[Records from a data collection]
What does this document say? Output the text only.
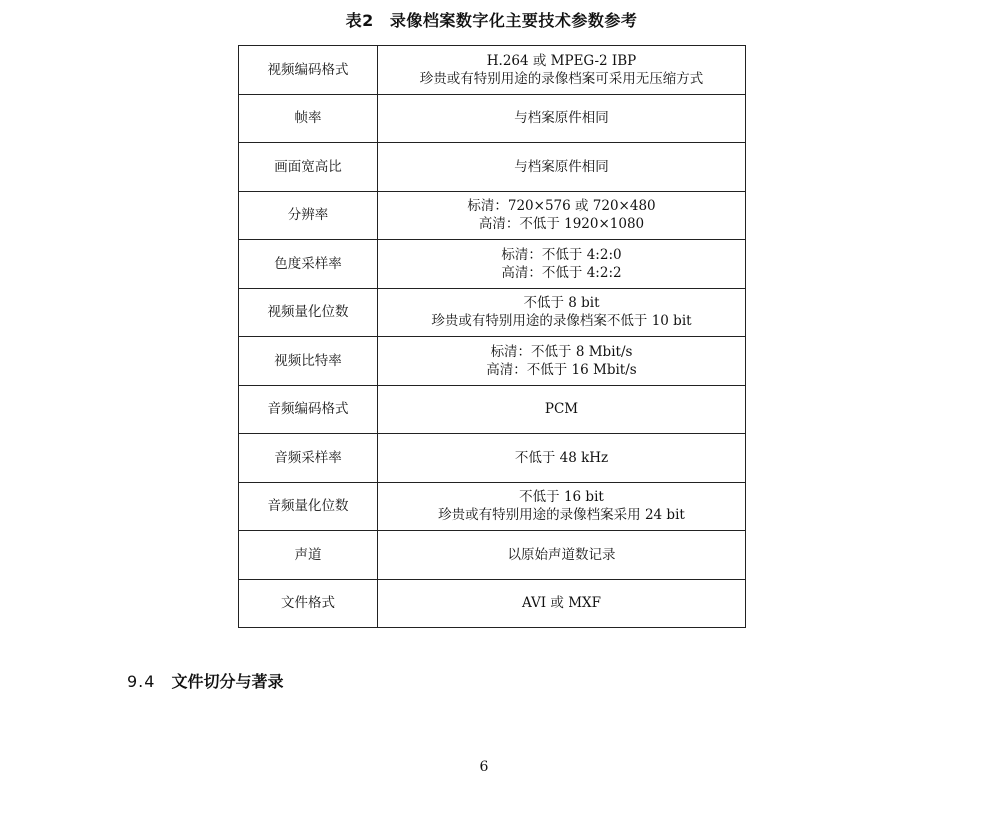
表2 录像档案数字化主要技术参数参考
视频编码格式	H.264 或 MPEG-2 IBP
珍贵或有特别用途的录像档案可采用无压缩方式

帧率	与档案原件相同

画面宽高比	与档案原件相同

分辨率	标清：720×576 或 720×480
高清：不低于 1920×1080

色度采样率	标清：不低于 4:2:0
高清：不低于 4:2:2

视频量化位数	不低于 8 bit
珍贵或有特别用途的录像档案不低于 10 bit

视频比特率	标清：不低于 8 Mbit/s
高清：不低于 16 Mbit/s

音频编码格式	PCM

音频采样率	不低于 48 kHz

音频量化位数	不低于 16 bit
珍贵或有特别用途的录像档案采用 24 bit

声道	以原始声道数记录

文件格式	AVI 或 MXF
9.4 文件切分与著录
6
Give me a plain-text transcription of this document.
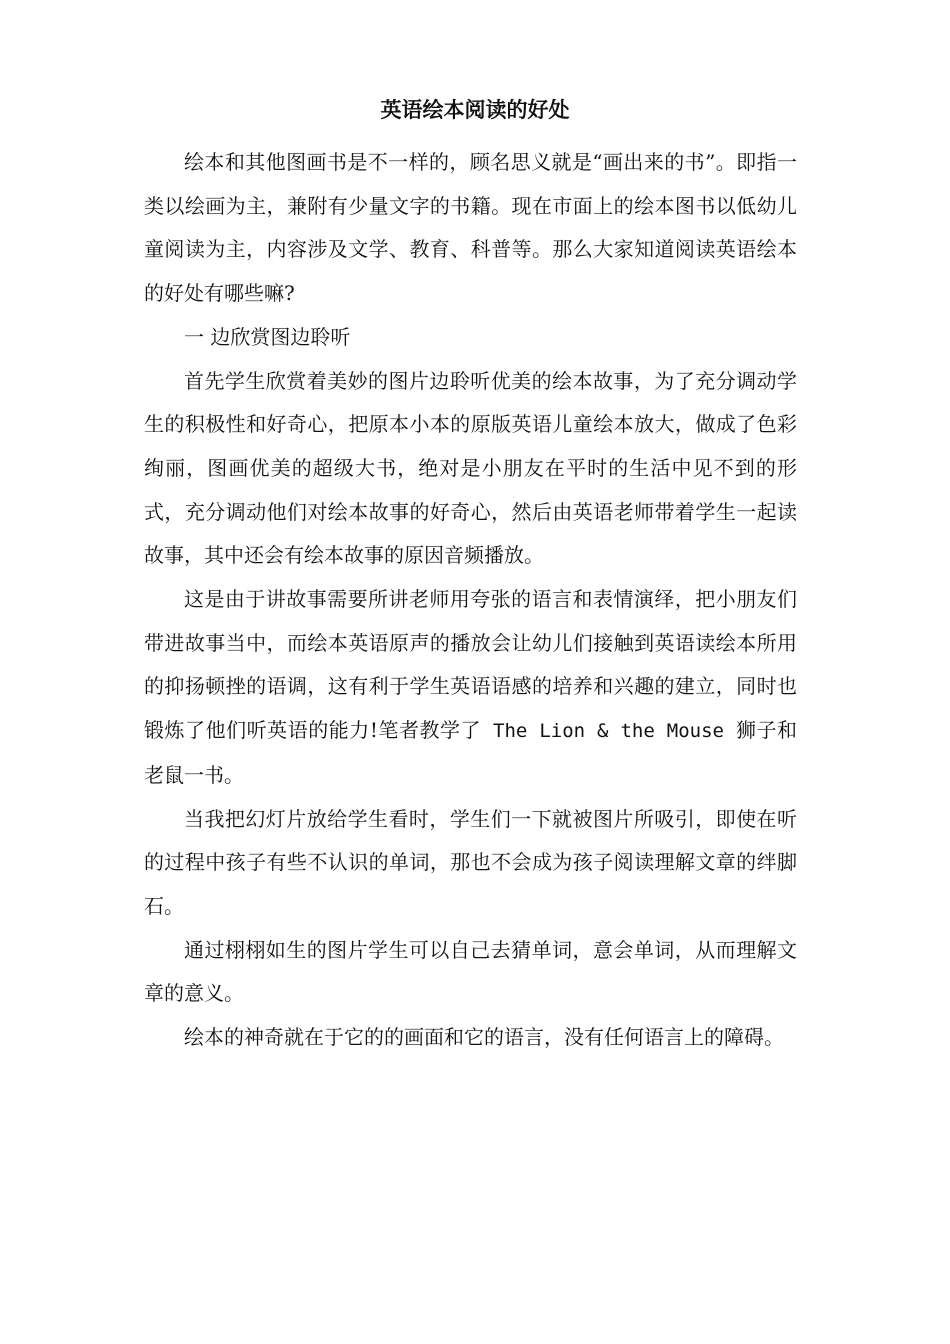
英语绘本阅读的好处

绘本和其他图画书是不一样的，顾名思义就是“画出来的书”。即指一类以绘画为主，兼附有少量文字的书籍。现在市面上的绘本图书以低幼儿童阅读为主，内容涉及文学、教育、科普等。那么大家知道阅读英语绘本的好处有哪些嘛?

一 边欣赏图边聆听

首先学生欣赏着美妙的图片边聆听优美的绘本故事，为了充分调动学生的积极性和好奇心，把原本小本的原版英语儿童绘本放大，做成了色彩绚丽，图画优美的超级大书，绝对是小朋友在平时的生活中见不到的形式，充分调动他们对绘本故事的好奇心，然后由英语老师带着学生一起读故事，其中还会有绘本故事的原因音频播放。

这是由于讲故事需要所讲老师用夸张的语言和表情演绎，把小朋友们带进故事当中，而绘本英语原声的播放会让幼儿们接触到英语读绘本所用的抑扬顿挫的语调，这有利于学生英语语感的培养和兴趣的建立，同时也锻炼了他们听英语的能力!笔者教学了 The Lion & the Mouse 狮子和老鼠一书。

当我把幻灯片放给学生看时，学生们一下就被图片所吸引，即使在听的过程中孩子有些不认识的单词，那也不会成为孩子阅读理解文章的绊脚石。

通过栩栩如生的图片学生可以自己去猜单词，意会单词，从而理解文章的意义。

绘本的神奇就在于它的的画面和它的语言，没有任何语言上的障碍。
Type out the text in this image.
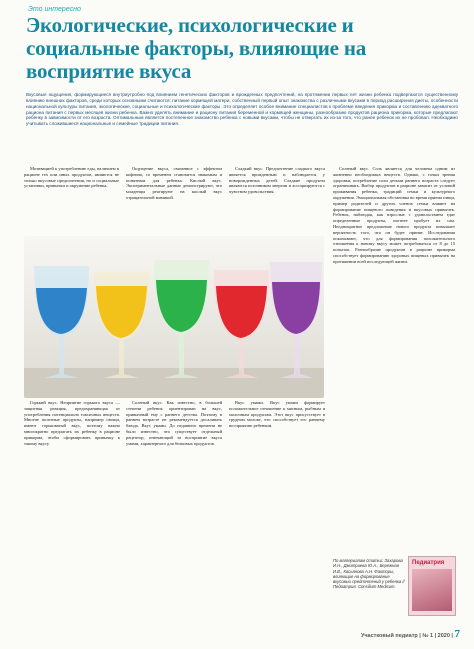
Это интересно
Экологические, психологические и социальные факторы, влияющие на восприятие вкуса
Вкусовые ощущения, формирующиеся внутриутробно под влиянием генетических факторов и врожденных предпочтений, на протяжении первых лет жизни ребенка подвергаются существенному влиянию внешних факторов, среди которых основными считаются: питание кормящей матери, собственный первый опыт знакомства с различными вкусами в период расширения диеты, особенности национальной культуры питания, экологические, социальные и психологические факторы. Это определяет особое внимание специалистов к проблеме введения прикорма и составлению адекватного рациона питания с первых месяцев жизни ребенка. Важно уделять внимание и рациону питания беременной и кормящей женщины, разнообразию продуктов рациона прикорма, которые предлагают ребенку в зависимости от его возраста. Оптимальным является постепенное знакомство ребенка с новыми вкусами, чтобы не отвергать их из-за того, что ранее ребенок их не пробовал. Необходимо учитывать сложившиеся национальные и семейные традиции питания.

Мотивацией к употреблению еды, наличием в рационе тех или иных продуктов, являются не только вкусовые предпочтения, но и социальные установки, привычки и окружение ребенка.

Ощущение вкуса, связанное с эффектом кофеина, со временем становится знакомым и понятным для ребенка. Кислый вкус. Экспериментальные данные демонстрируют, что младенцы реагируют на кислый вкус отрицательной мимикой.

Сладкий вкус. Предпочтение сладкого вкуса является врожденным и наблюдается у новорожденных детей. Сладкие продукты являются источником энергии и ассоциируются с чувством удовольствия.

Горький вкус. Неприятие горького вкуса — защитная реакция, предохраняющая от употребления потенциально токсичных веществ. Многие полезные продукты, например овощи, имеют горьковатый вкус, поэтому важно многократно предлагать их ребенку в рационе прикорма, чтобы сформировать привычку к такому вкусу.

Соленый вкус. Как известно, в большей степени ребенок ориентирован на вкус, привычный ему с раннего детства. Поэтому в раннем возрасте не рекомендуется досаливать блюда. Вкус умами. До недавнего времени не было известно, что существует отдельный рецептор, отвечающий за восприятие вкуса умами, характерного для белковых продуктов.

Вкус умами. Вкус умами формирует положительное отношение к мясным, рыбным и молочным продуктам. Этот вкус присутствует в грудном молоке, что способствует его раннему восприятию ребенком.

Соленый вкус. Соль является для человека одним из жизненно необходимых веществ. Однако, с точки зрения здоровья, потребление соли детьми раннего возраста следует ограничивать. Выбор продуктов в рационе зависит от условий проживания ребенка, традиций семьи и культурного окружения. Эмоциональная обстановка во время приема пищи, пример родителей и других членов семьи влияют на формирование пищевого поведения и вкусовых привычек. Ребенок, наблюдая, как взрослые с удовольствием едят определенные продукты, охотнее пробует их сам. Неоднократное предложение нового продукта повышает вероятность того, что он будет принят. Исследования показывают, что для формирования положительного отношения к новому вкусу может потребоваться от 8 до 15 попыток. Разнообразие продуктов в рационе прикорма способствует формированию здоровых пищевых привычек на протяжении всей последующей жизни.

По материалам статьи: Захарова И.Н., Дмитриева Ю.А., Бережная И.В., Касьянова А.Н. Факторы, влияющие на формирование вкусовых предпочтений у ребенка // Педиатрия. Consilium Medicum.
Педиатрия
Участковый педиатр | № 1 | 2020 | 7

** PROMPT **
Each line above that holds the string "text" should be copied and shown.

** FINAL ANSWER **
What does this document say? Output the text only.
Give me a plain-text transcription of this document.
Type out the text in this image.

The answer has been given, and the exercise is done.